◆ Goal
Keep only the lines where "this" appears.

Saved data entries:
— start —
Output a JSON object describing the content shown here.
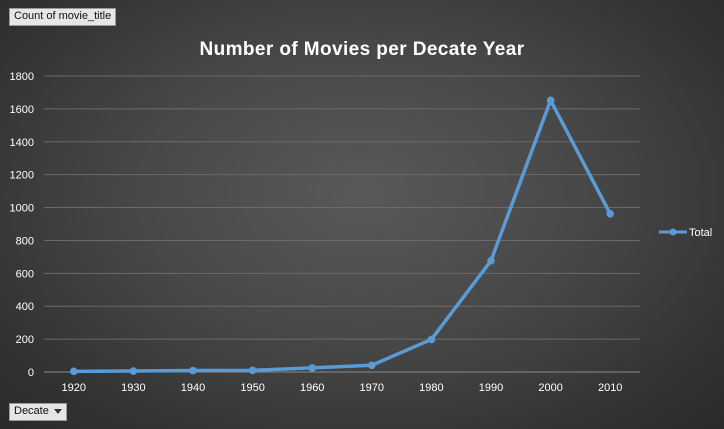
{
  "pivot": {
    "value_field_label": "Count of movie_title",
    "axis_field_label": "Decate"
  },
  "chart_data": {
    "type": "line",
    "title": "Number of Movies per Decate Year",
    "xlabel": "",
    "ylabel": "",
    "categories": [
      "1920",
      "1930",
      "1940",
      "1950",
      "1960",
      "1970",
      "1980",
      "1990",
      "2000",
      "2010"
    ],
    "series": [
      {
        "name": "Total",
        "color": "#5b9bd5",
        "values": [
          4,
          6,
          9,
          10,
          25,
          41,
          198,
          677,
          1652,
          962
        ]
      }
    ],
    "yticks": [
      0,
      200,
      400,
      600,
      800,
      1000,
      1200,
      1400,
      1600,
      1800
    ],
    "ylim": [
      0,
      1800
    ],
    "grid": true,
    "legend_position": "right"
  }
}
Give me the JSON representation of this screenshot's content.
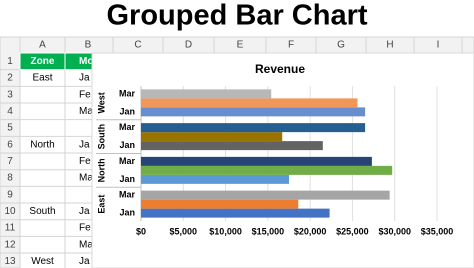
{
  "title": "Grouped Bar Chart",
  "sheet": {
    "columns": [
      "A",
      "B",
      "C",
      "D",
      "E",
      "F",
      "G",
      "H",
      "I"
    ],
    "rows": [
      "1",
      "2",
      "3",
      "4",
      "5",
      "6",
      "7",
      "8",
      "9",
      "10",
      "11",
      "12",
      "13"
    ],
    "cells": [
      [
        "Zone",
        "Mo"
      ],
      [
        "East",
        "Ja"
      ],
      [
        null,
        "Fe"
      ],
      [
        null,
        "Ma"
      ],
      [
        null,
        null
      ],
      [
        "North",
        "Ja"
      ],
      [
        null,
        "Fe"
      ],
      [
        null,
        "Ma"
      ],
      [
        null,
        null
      ],
      [
        "South",
        "Ja"
      ],
      [
        null,
        "Fe"
      ],
      [
        null,
        "Ma"
      ],
      [
        "West",
        "Ja"
      ]
    ]
  },
  "chart_data": {
    "type": "bar",
    "orientation": "horizontal",
    "title": "Revenue",
    "groups": [
      "East",
      "North",
      "South",
      "West"
    ],
    "categories": [
      "Jan",
      null,
      "Mar",
      "Jan",
      null,
      "Mar",
      "Jan",
      null,
      "Mar",
      "Jan",
      null,
      "Mar"
    ],
    "values": [
      22300,
      18600,
      29400,
      17500,
      29700,
      27300,
      21500,
      16700,
      26500,
      26500,
      25600,
      15400
    ],
    "colors": [
      "#4472c4",
      "#ed7d31",
      "#a5a5a5",
      "#5b9bd5",
      "#70ad47",
      "#264478",
      "#636363",
      "#997300",
      "#255e91",
      "#698ed0",
      "#f1975a",
      "#b7b7b7"
    ],
    "xlim": [
      0,
      35000
    ],
    "xticks": [
      {
        "value": 0,
        "label": "$0"
      },
      {
        "value": 5000,
        "label": "$5,000"
      },
      {
        "value": 10000,
        "label": "$10,000"
      },
      {
        "value": 15000,
        "label": "$15,000"
      },
      {
        "value": 20000,
        "label": "$20,000"
      },
      {
        "value": 25000,
        "label": "$25,000"
      },
      {
        "value": 30000,
        "label": "$30,000"
      },
      {
        "value": 35000,
        "label": "$35,000"
      }
    ],
    "grid": true
  }
}
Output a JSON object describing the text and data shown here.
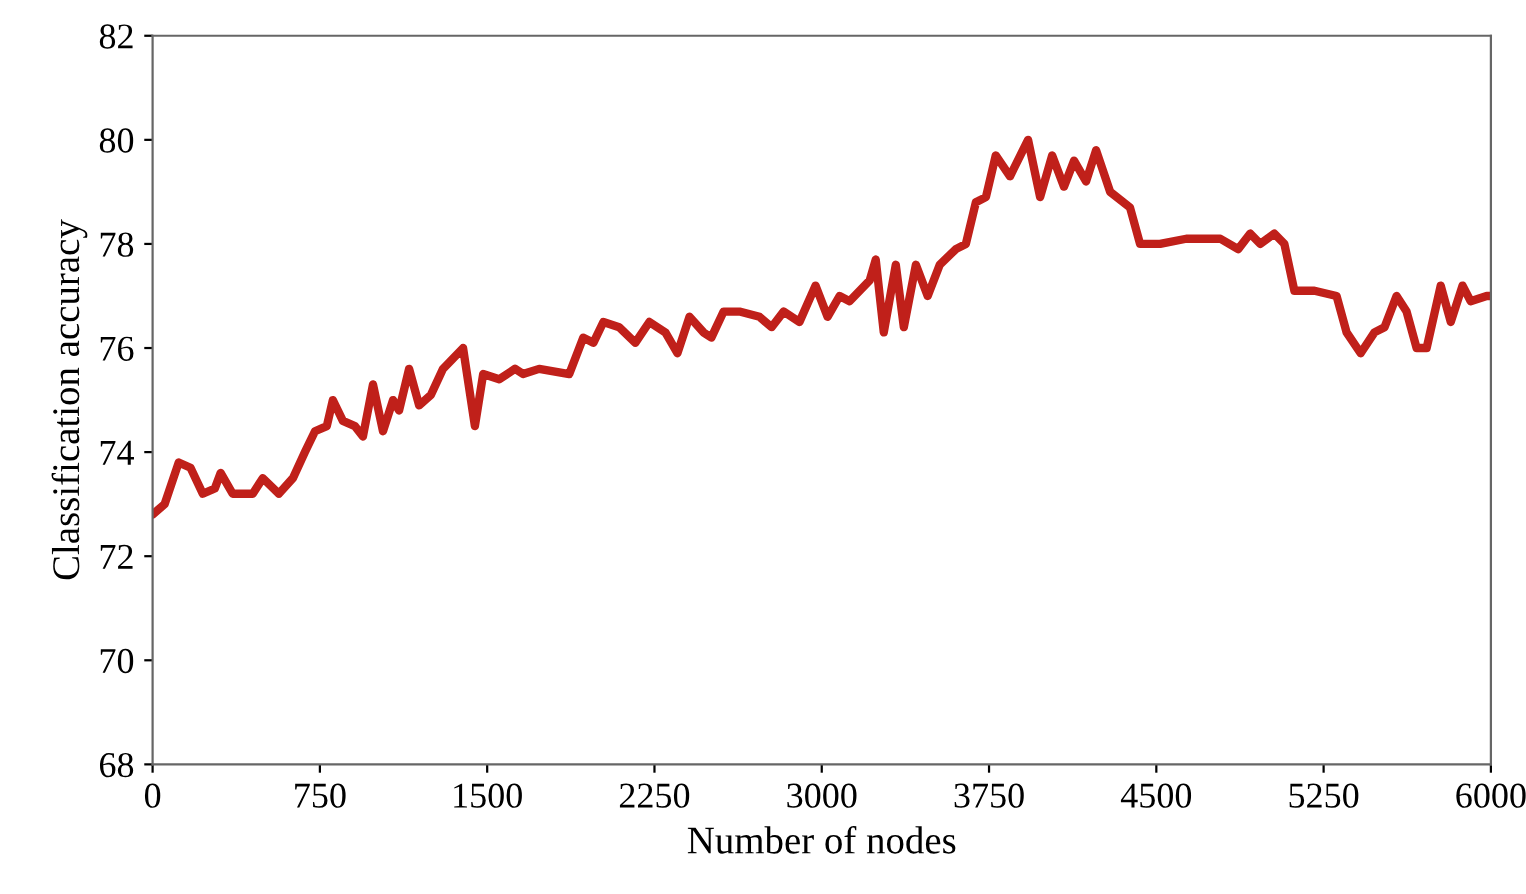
{
  "chart_data": {
    "type": "line",
    "xlabel": "Number of nodes",
    "ylabel": "Classification accuracy",
    "xlim": [
      0,
      6000
    ],
    "xticks": [
      0,
      750,
      1500,
      2250,
      3000,
      3750,
      4500,
      5250,
      6000
    ],
    "ylim": [
      68,
      82
    ],
    "yticks": [
      68,
      70,
      72,
      74,
      76,
      78,
      80,
      82
    ],
    "grid": false,
    "legend": false,
    "marker": "none",
    "line_style": "solid",
    "series": [
      {
        "color": "#c0201a",
        "x": [
          0,
          54,
          117,
          170,
          225,
          279,
          305,
          359,
          449,
          494,
          566,
          629,
          683,
          728,
          781,
          808,
          853,
          907,
          943,
          988,
          1033,
          1078,
          1105,
          1150,
          1195,
          1248,
          1302,
          1392,
          1445,
          1482,
          1554,
          1625,
          1661,
          1733,
          1868,
          1931,
          1976,
          2021,
          2092,
          2164,
          2227,
          2299,
          2353,
          2407,
          2470,
          2505,
          2560,
          2631,
          2721,
          2775,
          2829,
          2900,
          2972,
          3026,
          3080,
          3125,
          3215,
          3242,
          3278,
          3332,
          3368,
          3422,
          3475,
          3529,
          3601,
          3646,
          3691,
          3736,
          3780,
          3844,
          3925,
          3979,
          4033,
          4086,
          4131,
          4185,
          4230,
          4293,
          4382,
          4427,
          4517,
          4634,
          4787,
          4867,
          4921,
          4966,
          5029,
          5074,
          5119,
          5209,
          5308,
          5353,
          5416,
          5478,
          5523,
          5577,
          5622,
          5667,
          5712,
          5775,
          5820,
          5873,
          5909,
          5981,
          6000
        ],
        "values": [
          72.8,
          73.0,
          73.8,
          73.7,
          73.2,
          73.3,
          73.6,
          73.2,
          73.2,
          73.5,
          73.2,
          73.5,
          74.0,
          74.4,
          74.5,
          75.0,
          74.6,
          74.5,
          74.3,
          75.3,
          74.4,
          75.0,
          74.8,
          75.6,
          74.9,
          75.1,
          75.6,
          76.0,
          74.5,
          75.5,
          75.4,
          75.6,
          75.5,
          75.6,
          75.5,
          76.2,
          76.1,
          76.5,
          76.4,
          76.1,
          76.5,
          76.3,
          75.9,
          76.6,
          76.3,
          76.2,
          76.7,
          76.7,
          76.6,
          76.4,
          76.7,
          76.5,
          77.2,
          76.6,
          77.0,
          76.9,
          77.3,
          77.7,
          76.3,
          77.6,
          76.4,
          77.6,
          77.0,
          77.6,
          77.9,
          78.0,
          78.8,
          78.9,
          79.7,
          79.3,
          80.0,
          78.9,
          79.7,
          79.1,
          79.6,
          79.2,
          79.8,
          79.0,
          78.7,
          78.0,
          78.0,
          78.1,
          78.1,
          77.9,
          78.2,
          78.0,
          78.2,
          78.0,
          77.1,
          77.1,
          77.0,
          76.3,
          75.9,
          76.3,
          76.4,
          77.0,
          76.7,
          76.0,
          76.0,
          77.2,
          76.5,
          77.2,
          76.9,
          77.0,
          77.0
        ]
      }
    ]
  }
}
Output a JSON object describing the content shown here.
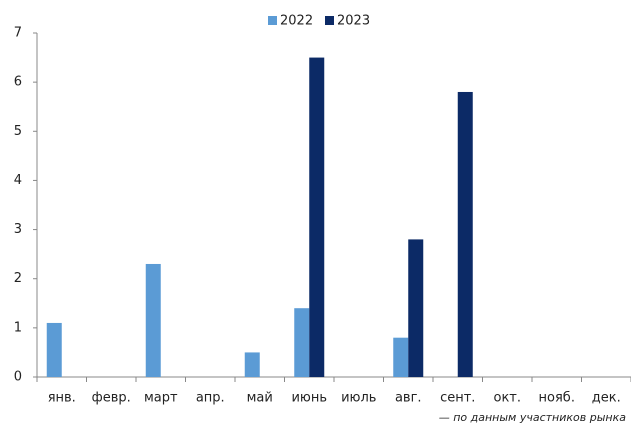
{
  "chart_data": {
    "type": "bar",
    "categories": [
      "янв.",
      "февр.",
      "март",
      "апр.",
      "май",
      "июнь",
      "июль",
      "авг.",
      "сент.",
      "окт.",
      "нояб.",
      "дек."
    ],
    "series": [
      {
        "name": "2022",
        "color": "#5b9bd5",
        "values": [
          1.1,
          0,
          2.3,
          0,
          0.5,
          1.4,
          0,
          0.8,
          0,
          0,
          0,
          0
        ]
      },
      {
        "name": "2023",
        "color": "#0c2a66",
        "values": [
          0,
          0,
          0,
          0,
          0,
          6.5,
          0,
          2.8,
          5.8,
          0,
          0,
          0
        ]
      }
    ],
    "ylim": [
      0,
      7
    ],
    "yticks": [
      0,
      1,
      2,
      3,
      4,
      5,
      6,
      7
    ],
    "legend": "top",
    "source": "— по данным участников рынка"
  }
}
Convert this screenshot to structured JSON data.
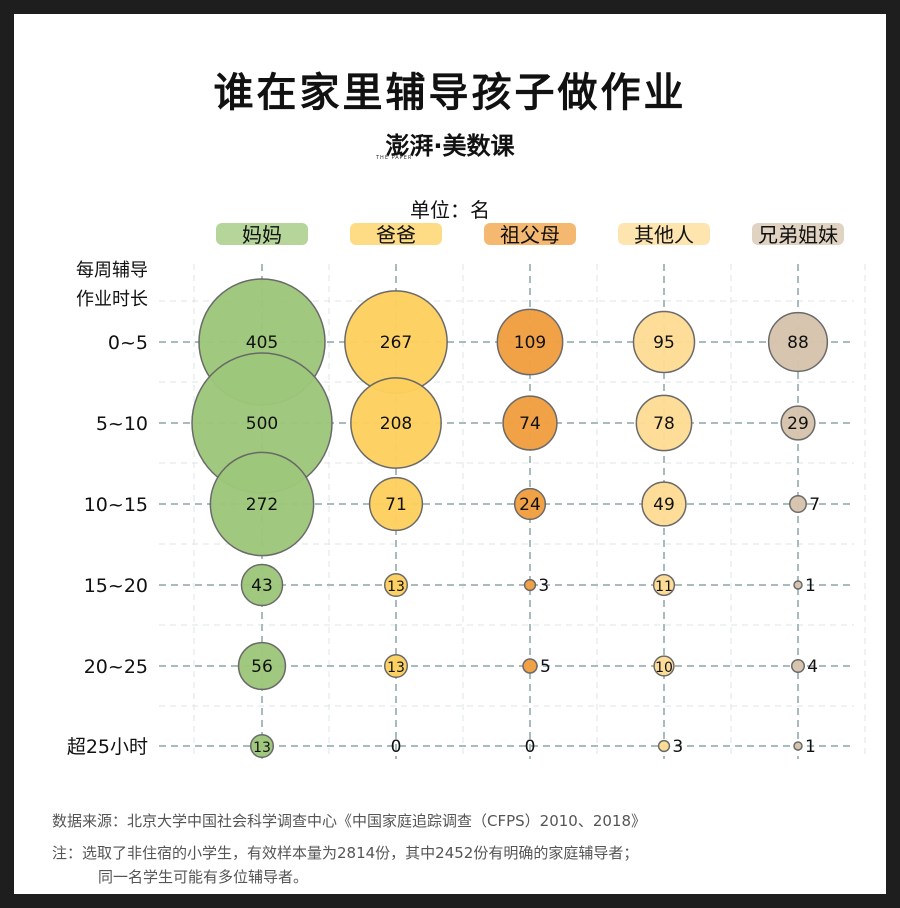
{
  "title": "谁在家里辅导孩子做作业",
  "brand": "澎湃·美数课",
  "brand_sub": "THE PAPER",
  "unit": "单位：名",
  "source": "数据来源：北京大学中国社会科学调查中心《中国家庭追踪调查（CFPS）2010、2018》",
  "note_line1": "注：选取了非住宿的小学生，有效样本量为2814份，其中2452份有明确的家庭辅导者；",
  "note_line2": "同一名学生可能有多位辅导者。",
  "colors": {
    "mother": "#9dc77a",
    "father": "#fdd05e",
    "grandparents": "#f1a042",
    "others": "#fddc95",
    "siblings": "#d7c4ae",
    "grid": "#a9bcbd",
    "bubble_stroke": "#666666"
  },
  "chart_data": {
    "type": "bubble",
    "y_title_line1": "每周辅导",
    "y_title_line2": "作业时长",
    "categories_x": [
      "妈妈",
      "爸爸",
      "祖父母",
      "其他人",
      "兄弟姐妹"
    ],
    "categories_y": [
      "0~5",
      "5~10",
      "10~15",
      "15~20",
      "20~25",
      "超25小时"
    ],
    "series": [
      {
        "name": "妈妈",
        "values": [
          405,
          500,
          272,
          43,
          56,
          13
        ]
      },
      {
        "name": "爸爸",
        "values": [
          267,
          208,
          71,
          13,
          13,
          0
        ]
      },
      {
        "name": "祖父母",
        "values": [
          109,
          74,
          24,
          3,
          5,
          0
        ]
      },
      {
        "name": "其他人",
        "values": [
          95,
          78,
          49,
          11,
          10,
          3
        ]
      },
      {
        "name": "兄弟姐妹",
        "values": [
          88,
          29,
          7,
          1,
          4,
          1
        ]
      }
    ]
  }
}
— end —
◆ Task answer
Give me the JSON representation of this screenshot's content.
Convert this screenshot to structured JSON data.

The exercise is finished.